#### PROBLEM TO SOLVE:
Find every line with the word "text". Copy those lines.

#### DATA TO USE:
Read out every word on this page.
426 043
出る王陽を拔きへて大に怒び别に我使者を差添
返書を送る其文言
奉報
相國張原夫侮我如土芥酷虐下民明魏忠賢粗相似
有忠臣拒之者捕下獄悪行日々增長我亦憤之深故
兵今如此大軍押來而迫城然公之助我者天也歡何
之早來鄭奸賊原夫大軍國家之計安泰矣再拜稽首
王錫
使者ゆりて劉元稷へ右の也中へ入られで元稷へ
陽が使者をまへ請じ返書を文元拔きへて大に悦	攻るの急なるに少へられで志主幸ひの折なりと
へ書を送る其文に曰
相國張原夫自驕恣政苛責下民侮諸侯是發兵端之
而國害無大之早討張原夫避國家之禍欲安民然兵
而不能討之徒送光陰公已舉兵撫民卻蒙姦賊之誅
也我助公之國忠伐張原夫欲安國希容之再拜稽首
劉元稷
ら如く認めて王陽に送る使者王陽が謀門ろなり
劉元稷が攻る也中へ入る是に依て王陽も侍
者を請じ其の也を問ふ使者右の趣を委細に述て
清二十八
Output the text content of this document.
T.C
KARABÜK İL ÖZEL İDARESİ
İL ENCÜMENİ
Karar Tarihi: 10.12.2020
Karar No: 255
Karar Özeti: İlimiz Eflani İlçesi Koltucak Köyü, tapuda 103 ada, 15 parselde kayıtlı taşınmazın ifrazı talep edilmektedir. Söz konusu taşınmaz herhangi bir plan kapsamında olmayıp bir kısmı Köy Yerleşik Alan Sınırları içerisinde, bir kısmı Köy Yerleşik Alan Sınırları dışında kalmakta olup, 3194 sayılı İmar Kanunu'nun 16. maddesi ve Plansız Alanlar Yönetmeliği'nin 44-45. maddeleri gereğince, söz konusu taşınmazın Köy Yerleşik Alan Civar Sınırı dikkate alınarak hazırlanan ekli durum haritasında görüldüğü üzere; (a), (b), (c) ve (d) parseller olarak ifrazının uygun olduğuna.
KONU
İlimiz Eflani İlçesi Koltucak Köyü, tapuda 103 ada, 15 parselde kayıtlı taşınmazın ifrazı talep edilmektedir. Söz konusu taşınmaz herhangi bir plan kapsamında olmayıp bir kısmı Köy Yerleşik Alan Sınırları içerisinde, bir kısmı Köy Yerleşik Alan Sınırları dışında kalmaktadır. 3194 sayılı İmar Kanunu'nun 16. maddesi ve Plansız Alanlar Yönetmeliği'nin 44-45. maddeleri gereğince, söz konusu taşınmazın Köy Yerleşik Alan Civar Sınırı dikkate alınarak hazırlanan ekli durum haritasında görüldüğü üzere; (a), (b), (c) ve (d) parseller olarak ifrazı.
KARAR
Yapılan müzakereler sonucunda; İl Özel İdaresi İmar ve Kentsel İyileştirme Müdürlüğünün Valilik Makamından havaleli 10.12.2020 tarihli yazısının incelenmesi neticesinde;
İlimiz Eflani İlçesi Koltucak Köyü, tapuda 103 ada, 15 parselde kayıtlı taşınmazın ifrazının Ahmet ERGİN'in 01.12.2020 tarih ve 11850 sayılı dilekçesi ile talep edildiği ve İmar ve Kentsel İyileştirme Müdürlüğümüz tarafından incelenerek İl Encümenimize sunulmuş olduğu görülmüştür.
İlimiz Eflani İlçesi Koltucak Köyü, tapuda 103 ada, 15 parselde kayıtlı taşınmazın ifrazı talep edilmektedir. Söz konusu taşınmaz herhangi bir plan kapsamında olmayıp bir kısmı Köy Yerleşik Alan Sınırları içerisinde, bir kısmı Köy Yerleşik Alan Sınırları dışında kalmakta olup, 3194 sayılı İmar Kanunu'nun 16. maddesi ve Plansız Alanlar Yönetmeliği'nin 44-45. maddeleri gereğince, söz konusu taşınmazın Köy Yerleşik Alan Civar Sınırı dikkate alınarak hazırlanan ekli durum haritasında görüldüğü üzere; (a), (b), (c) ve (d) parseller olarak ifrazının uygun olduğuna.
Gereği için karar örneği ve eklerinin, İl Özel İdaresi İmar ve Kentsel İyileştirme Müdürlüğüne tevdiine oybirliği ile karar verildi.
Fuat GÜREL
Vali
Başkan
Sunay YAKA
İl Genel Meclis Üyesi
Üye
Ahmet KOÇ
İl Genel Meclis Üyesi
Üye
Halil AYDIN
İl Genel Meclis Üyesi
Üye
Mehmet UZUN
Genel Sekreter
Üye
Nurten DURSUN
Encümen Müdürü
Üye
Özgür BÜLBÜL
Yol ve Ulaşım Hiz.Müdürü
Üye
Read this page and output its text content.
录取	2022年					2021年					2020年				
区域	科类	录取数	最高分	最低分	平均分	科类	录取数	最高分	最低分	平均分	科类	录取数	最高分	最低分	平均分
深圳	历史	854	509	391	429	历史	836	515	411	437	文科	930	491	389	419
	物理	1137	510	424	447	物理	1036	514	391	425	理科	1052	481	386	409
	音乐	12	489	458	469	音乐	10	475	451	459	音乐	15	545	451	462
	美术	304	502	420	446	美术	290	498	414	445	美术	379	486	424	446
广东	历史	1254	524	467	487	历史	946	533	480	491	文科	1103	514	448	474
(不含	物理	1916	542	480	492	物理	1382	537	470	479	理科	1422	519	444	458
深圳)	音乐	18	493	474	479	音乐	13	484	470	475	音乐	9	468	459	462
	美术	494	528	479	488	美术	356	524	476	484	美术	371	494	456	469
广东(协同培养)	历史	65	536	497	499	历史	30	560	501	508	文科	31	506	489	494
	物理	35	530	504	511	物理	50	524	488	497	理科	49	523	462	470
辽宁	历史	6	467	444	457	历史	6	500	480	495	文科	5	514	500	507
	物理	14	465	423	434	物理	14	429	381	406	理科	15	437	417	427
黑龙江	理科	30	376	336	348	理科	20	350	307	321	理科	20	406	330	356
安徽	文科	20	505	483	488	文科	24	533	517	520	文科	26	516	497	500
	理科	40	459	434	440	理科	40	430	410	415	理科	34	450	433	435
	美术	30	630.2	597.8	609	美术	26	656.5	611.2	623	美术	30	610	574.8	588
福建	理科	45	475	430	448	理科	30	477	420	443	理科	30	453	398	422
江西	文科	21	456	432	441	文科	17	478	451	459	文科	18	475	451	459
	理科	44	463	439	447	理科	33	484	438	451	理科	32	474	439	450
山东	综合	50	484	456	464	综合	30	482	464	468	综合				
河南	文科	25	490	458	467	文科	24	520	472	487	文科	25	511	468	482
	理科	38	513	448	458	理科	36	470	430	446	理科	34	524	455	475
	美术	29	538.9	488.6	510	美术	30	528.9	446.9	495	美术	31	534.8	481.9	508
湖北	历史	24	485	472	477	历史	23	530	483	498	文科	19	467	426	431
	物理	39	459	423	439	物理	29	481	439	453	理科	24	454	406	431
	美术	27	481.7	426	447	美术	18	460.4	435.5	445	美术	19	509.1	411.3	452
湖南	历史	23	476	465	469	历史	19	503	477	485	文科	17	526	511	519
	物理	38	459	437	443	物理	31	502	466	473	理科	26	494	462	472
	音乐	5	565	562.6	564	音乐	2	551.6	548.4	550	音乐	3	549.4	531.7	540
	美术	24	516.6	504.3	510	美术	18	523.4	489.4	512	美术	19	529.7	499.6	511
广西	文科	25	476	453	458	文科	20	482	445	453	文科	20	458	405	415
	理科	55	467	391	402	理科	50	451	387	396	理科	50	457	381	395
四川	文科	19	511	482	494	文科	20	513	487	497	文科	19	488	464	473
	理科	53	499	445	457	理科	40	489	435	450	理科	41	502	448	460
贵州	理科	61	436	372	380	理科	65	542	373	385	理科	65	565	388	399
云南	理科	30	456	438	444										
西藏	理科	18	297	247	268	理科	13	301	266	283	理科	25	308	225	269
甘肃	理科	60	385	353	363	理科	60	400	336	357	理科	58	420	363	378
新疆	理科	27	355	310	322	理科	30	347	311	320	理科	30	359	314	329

#### EXERCISE RESPONSE:
Output the text content of this document.
Read this page and output its text content.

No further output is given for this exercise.